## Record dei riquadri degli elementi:
________

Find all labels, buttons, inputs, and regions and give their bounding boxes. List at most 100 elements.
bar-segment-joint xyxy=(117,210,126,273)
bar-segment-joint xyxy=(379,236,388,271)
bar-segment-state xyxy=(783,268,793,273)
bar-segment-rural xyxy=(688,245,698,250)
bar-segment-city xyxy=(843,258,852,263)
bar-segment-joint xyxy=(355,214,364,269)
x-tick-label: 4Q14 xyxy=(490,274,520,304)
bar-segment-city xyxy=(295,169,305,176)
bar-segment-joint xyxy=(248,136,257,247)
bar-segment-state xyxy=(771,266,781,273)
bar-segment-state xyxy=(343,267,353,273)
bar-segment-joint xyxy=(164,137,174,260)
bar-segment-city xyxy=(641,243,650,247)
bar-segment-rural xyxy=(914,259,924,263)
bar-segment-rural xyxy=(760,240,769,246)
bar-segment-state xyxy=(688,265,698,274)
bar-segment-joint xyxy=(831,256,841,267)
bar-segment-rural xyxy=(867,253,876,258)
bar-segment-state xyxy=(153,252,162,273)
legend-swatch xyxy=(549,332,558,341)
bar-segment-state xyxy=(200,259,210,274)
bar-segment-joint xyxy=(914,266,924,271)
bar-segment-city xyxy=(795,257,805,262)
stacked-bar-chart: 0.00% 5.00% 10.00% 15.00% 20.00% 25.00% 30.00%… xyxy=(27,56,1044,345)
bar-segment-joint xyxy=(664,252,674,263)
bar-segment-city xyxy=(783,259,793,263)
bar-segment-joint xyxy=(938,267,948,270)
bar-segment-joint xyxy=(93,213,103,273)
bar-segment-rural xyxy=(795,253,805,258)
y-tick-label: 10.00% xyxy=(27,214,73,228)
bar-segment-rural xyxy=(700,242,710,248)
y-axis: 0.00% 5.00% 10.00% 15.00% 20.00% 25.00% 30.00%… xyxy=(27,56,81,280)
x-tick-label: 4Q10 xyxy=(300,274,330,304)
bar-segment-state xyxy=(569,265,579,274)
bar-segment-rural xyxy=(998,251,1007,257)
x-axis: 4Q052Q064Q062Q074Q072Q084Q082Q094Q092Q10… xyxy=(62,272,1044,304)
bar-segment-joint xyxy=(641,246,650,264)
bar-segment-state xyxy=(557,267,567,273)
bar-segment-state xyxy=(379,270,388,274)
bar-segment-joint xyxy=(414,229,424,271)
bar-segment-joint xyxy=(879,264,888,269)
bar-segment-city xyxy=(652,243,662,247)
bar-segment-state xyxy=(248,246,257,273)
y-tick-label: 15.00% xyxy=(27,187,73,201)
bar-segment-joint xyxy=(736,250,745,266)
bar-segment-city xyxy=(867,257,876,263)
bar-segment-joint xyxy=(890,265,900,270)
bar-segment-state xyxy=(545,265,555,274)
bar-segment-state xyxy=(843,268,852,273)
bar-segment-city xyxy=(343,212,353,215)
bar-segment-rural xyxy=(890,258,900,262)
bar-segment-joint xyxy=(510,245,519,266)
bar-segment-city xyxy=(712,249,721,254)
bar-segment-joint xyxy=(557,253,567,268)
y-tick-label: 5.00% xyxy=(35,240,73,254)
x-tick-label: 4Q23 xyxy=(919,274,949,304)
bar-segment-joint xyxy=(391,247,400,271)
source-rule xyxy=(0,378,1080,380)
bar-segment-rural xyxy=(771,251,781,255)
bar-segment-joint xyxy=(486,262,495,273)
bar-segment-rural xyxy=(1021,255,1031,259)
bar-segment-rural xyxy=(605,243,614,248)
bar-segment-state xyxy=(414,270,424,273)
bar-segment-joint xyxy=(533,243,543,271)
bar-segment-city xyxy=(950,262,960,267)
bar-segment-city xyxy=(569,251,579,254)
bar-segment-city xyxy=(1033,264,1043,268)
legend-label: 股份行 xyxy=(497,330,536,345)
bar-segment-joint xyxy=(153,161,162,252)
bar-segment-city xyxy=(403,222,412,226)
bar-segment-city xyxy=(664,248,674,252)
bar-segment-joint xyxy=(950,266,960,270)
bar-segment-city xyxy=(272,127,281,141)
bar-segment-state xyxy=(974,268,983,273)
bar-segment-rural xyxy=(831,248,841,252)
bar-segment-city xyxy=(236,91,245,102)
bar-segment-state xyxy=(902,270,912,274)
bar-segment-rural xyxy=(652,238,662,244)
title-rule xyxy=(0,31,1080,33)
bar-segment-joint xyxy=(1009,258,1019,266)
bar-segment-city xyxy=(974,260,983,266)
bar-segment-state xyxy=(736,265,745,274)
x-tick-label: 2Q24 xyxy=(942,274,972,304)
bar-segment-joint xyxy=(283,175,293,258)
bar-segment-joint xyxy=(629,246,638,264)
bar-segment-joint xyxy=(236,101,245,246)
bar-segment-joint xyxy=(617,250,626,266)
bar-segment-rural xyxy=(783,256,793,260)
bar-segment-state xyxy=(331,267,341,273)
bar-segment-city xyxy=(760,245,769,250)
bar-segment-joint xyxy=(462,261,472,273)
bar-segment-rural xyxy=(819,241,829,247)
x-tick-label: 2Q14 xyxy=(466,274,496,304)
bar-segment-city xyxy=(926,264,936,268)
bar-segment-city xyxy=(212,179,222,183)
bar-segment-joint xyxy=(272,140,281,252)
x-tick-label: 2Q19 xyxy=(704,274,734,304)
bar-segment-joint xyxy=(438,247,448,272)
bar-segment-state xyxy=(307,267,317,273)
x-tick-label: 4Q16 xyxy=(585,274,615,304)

________

## OBIETTIVO:
Estrai tutte le righe dell'elenco e riportale senza alcuna modifica.

## RISULTATO:
Find all labels, buttons, inputs, and regions and give their bounding boxes. List at most 100 elements.
bar-segment-joint xyxy=(117,210,126,273)
bar-segment-joint xyxy=(379,236,388,271)
bar-segment-state xyxy=(783,268,793,273)
bar-segment-rural xyxy=(688,245,698,250)
bar-segment-city xyxy=(843,258,852,263)
bar-segment-joint xyxy=(355,214,364,269)
x-tick-label: 4Q14 xyxy=(490,274,520,304)
bar-segment-city xyxy=(295,169,305,176)
bar-segment-joint xyxy=(248,136,257,247)
bar-segment-state xyxy=(771,266,781,273)
bar-segment-state xyxy=(343,267,353,273)
bar-segment-joint xyxy=(164,137,174,260)
bar-segment-city xyxy=(641,243,650,247)
bar-segment-rural xyxy=(914,259,924,263)
bar-segment-rural xyxy=(760,240,769,246)
bar-segment-state xyxy=(688,265,698,274)
bar-segment-joint xyxy=(831,256,841,267)
bar-segment-rural xyxy=(867,253,876,258)
bar-segment-state xyxy=(153,252,162,273)
legend-swatch xyxy=(549,332,558,341)
bar-segment-state xyxy=(200,259,210,274)
bar-segment-joint xyxy=(914,266,924,271)
bar-segment-city xyxy=(795,257,805,262)
stacked-bar-chart: 0.00% 5.00% 10.00% 15.00% 20.00% 25.00% 30.00%… xyxy=(27,56,1044,345)
bar-segment-joint xyxy=(664,252,674,263)
bar-segment-city xyxy=(783,259,793,263)
bar-segment-joint xyxy=(938,267,948,270)
bar-segment-joint xyxy=(93,213,103,273)
bar-segment-rural xyxy=(795,253,805,258)
y-tick-label: 10.00% xyxy=(27,214,73,228)
bar-segment-rural xyxy=(700,242,710,248)
y-axis: 0.00% 5.00% 10.00% 15.00% 20.00% 25.00% 30.00%… xyxy=(27,56,81,280)
x-tick-label: 4Q10 xyxy=(300,274,330,304)
bar-segment-state xyxy=(569,265,579,274)
bar-segment-rural xyxy=(998,251,1007,257)
x-axis: 4Q052Q064Q062Q074Q072Q084Q082Q094Q092Q10… xyxy=(62,272,1044,304)
bar-segment-joint xyxy=(641,246,650,264)
bar-segment-state xyxy=(557,267,567,273)
bar-segment-state xyxy=(379,270,388,274)
bar-segment-joint xyxy=(414,229,424,271)
bar-segment-joint xyxy=(879,264,888,269)
bar-segment-city xyxy=(652,243,662,247)
bar-segment-state xyxy=(248,246,257,273)
y-tick-label: 15.00% xyxy=(27,187,73,201)
bar-segment-joint xyxy=(736,250,745,266)
bar-segment-city xyxy=(867,257,876,263)
bar-segment-joint xyxy=(890,265,900,270)
bar-segment-state xyxy=(545,265,555,274)
bar-segment-state xyxy=(843,268,852,273)
bar-segment-city xyxy=(343,212,353,215)
bar-segment-rural xyxy=(890,258,900,262)
bar-segment-joint xyxy=(510,245,519,266)
bar-segment-city xyxy=(712,249,721,254)
bar-segment-joint xyxy=(557,253,567,268)
y-tick-label: 5.00% xyxy=(35,240,73,254)
x-tick-label: 4Q23 xyxy=(919,274,949,304)
bar-segment-joint xyxy=(391,247,400,271)
source-rule xyxy=(0,378,1080,380)
bar-segment-rural xyxy=(771,251,781,255)
bar-segment-joint xyxy=(486,262,495,273)
bar-segment-rural xyxy=(1021,255,1031,259)
bar-segment-rural xyxy=(605,243,614,248)
bar-segment-state xyxy=(414,270,424,273)
bar-segment-joint xyxy=(533,243,543,271)
bar-segment-city xyxy=(950,262,960,267)
bar-segment-city xyxy=(569,251,579,254)
bar-segment-city xyxy=(1033,264,1043,268)
legend-label: 股份行 xyxy=(497,330,536,345)
bar-segment-joint xyxy=(153,161,162,252)
bar-segment-city xyxy=(403,222,412,226)
bar-segment-city xyxy=(664,248,674,252)
bar-segment-joint xyxy=(950,266,960,270)
bar-segment-city xyxy=(272,127,281,141)
bar-segment-state xyxy=(974,268,983,273)
bar-segment-rural xyxy=(831,248,841,252)
bar-segment-city xyxy=(236,91,245,102)
bar-segment-state xyxy=(902,270,912,274)
bar-segment-rural xyxy=(652,238,662,244)
title-rule xyxy=(0,31,1080,33)
bar-segment-joint xyxy=(1009,258,1019,266)
bar-segment-city xyxy=(974,260,983,266)
bar-segment-state xyxy=(736,265,745,274)
x-tick-label: 2Q24 xyxy=(942,274,972,304)
bar-segment-joint xyxy=(283,175,293,258)
bar-segment-joint xyxy=(629,246,638,264)
bar-segment-joint xyxy=(236,101,245,246)
bar-segment-joint xyxy=(617,250,626,266)
bar-segment-rural xyxy=(783,256,793,260)
bar-segment-state xyxy=(331,267,341,273)
bar-segment-city xyxy=(760,245,769,250)
bar-segment-joint xyxy=(462,261,472,273)
bar-segment-rural xyxy=(819,241,829,247)
x-tick-label: 2Q14 xyxy=(466,274,496,304)
bar-segment-city xyxy=(926,264,936,268)
bar-segment-city xyxy=(212,179,222,183)
bar-segment-joint xyxy=(272,140,281,252)
x-tick-label: 2Q19 xyxy=(704,274,734,304)
bar-segment-joint xyxy=(438,247,448,272)
bar-segment-state xyxy=(307,267,317,273)
x-tick-label: 4Q16 xyxy=(585,274,615,304)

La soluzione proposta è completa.